DO THIS → Note each line that includes the word "text". Copy those lines.
### SUPPLIED ENTRIES ###
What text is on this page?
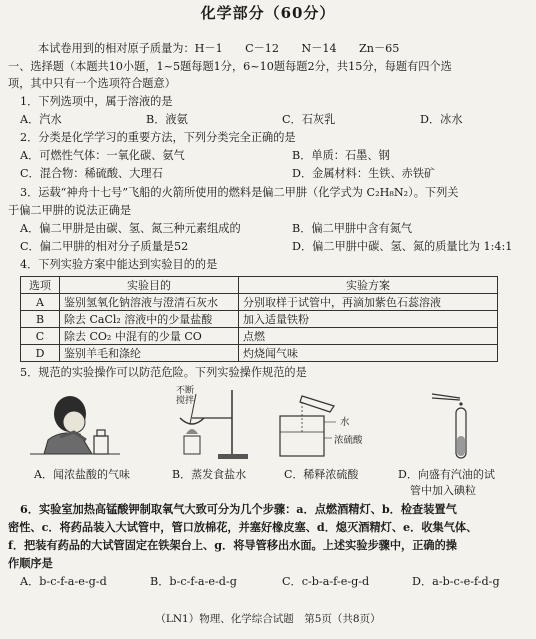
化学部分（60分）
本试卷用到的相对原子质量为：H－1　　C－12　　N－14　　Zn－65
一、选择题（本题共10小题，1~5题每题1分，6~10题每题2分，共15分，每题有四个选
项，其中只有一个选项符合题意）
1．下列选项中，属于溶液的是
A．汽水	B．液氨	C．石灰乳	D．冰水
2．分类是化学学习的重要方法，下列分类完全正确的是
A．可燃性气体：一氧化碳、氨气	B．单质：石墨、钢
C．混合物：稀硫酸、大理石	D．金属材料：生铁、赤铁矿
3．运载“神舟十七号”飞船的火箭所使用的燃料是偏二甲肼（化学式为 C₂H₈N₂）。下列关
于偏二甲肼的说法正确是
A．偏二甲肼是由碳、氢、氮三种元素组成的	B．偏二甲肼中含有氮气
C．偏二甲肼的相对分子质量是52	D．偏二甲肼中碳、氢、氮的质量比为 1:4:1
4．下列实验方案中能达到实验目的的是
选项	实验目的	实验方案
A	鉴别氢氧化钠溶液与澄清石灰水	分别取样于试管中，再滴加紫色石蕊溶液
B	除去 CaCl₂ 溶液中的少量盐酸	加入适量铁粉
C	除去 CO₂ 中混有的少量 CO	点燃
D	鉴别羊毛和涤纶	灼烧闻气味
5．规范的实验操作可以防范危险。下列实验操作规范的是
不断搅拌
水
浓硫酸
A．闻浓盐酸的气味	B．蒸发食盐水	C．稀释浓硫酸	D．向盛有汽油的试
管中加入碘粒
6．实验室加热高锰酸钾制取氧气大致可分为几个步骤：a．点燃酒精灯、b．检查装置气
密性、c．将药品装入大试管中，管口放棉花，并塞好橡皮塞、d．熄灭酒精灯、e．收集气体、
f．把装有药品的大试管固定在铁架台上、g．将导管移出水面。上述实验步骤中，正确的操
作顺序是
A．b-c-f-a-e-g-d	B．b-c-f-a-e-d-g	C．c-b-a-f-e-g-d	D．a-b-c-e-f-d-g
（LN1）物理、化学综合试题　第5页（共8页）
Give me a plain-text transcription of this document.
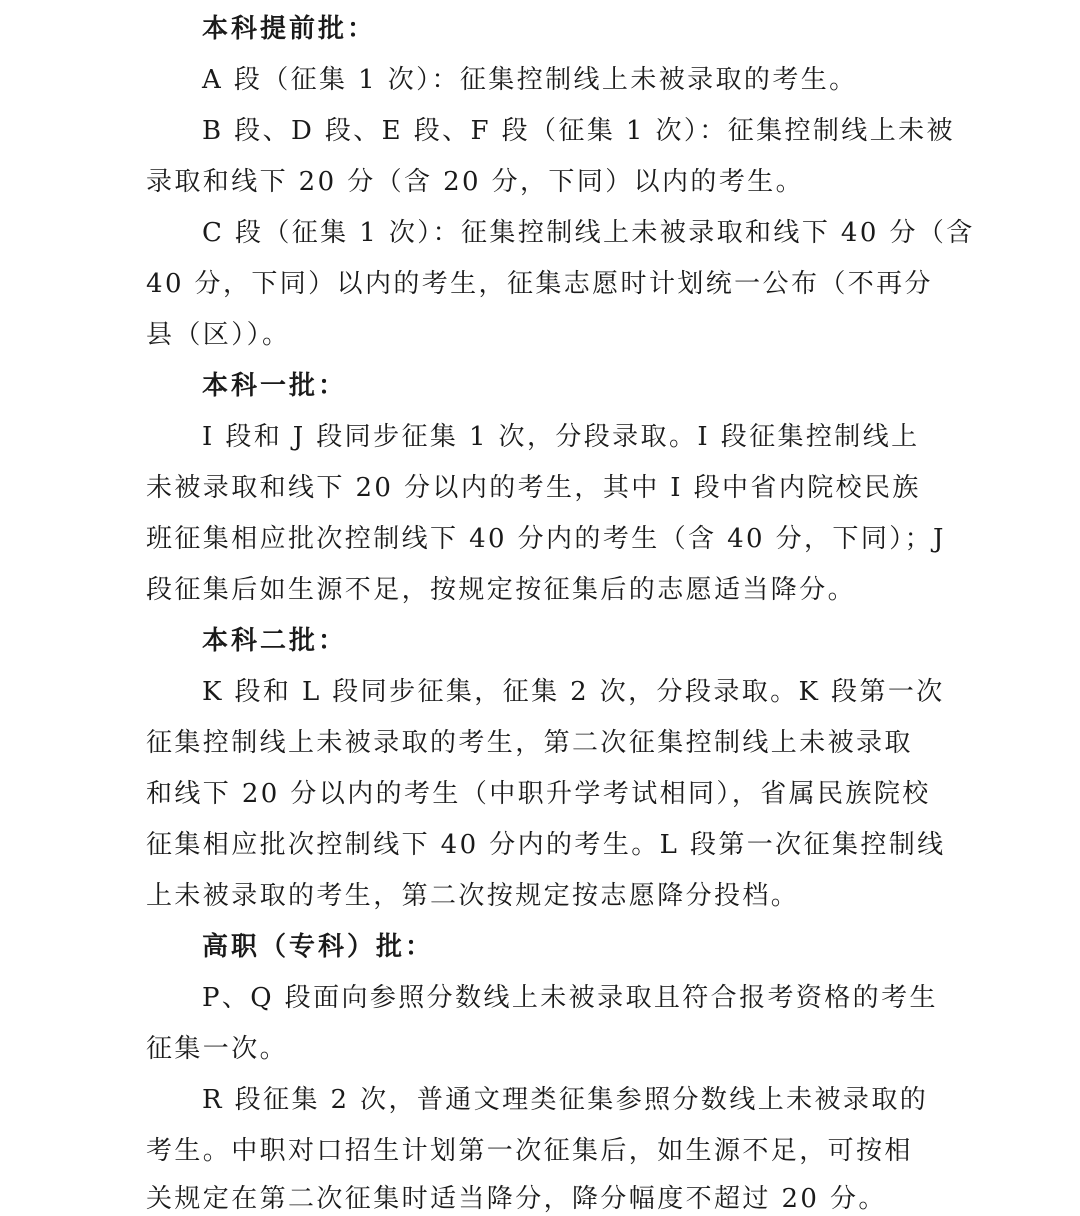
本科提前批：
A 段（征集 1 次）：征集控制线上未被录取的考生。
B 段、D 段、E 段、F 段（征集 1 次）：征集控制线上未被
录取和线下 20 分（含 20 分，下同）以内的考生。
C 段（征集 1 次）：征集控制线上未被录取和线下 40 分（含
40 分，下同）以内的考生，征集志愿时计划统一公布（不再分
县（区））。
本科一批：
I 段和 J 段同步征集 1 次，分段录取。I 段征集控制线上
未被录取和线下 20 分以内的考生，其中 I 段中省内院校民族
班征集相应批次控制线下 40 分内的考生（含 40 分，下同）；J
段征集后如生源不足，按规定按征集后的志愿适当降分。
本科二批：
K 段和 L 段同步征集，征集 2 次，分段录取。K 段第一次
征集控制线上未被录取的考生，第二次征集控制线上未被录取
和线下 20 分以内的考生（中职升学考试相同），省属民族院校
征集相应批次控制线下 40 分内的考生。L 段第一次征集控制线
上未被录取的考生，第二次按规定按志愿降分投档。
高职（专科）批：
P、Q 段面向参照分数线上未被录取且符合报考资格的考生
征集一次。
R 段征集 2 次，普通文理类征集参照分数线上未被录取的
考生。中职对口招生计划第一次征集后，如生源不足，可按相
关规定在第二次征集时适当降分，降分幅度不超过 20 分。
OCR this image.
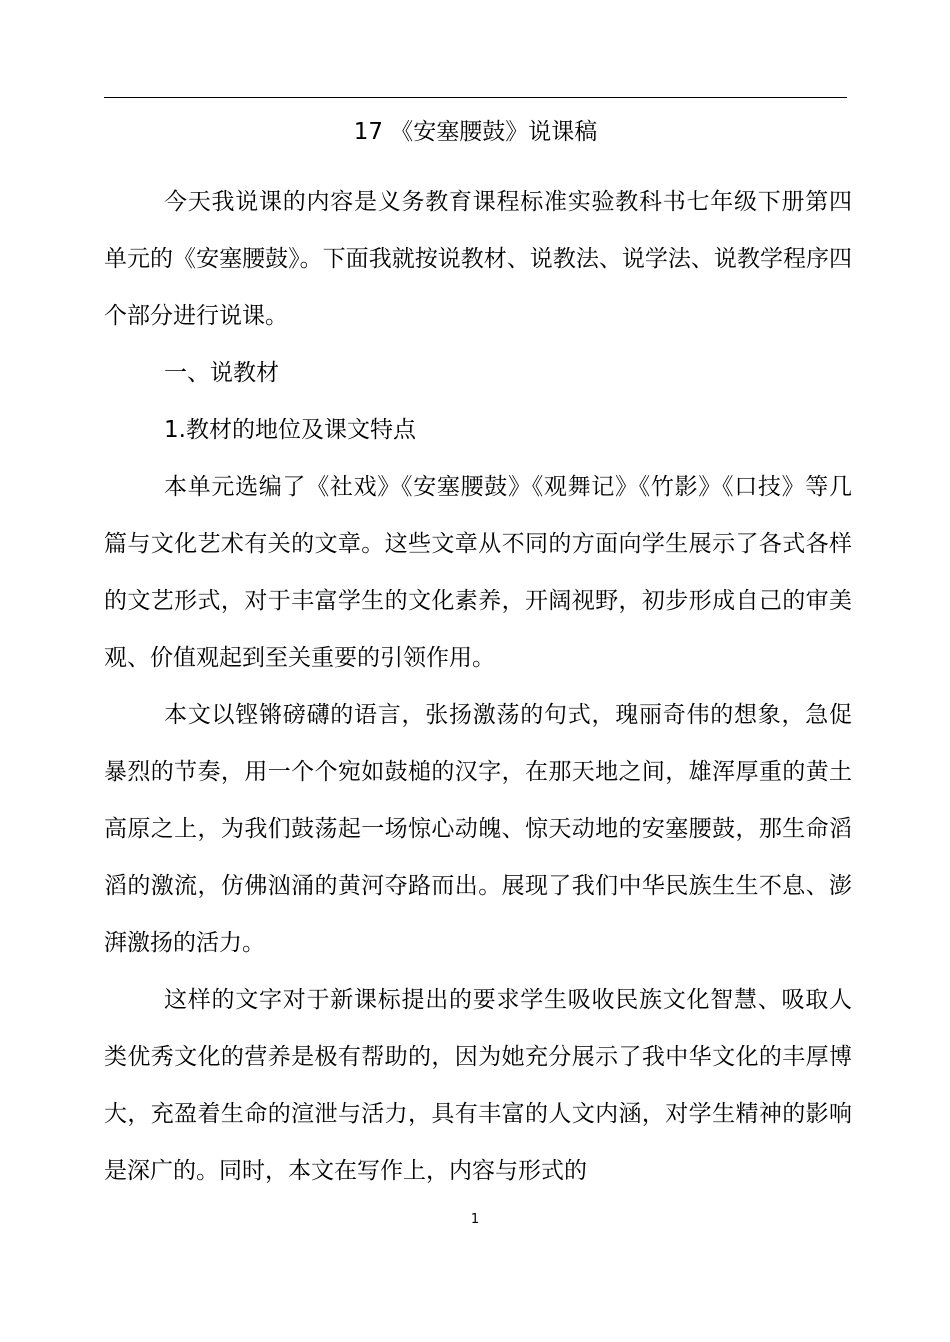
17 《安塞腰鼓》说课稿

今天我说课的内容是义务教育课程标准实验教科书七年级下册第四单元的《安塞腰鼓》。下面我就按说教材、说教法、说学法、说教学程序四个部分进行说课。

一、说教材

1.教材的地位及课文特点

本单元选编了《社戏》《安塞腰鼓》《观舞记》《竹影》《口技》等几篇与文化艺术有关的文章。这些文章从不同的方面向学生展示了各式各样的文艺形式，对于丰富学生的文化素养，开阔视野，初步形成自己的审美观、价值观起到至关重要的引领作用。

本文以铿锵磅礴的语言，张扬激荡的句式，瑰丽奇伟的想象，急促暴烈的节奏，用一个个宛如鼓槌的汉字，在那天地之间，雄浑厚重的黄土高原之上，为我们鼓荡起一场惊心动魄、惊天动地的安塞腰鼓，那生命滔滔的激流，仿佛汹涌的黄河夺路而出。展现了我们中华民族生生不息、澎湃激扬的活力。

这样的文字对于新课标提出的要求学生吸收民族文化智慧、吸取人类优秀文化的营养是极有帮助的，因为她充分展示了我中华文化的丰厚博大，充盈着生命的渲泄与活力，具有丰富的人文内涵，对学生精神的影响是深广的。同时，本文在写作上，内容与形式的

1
###
FINISHED EXERCISE →
What text is on this page?
Give me a plain-text transcription of this document.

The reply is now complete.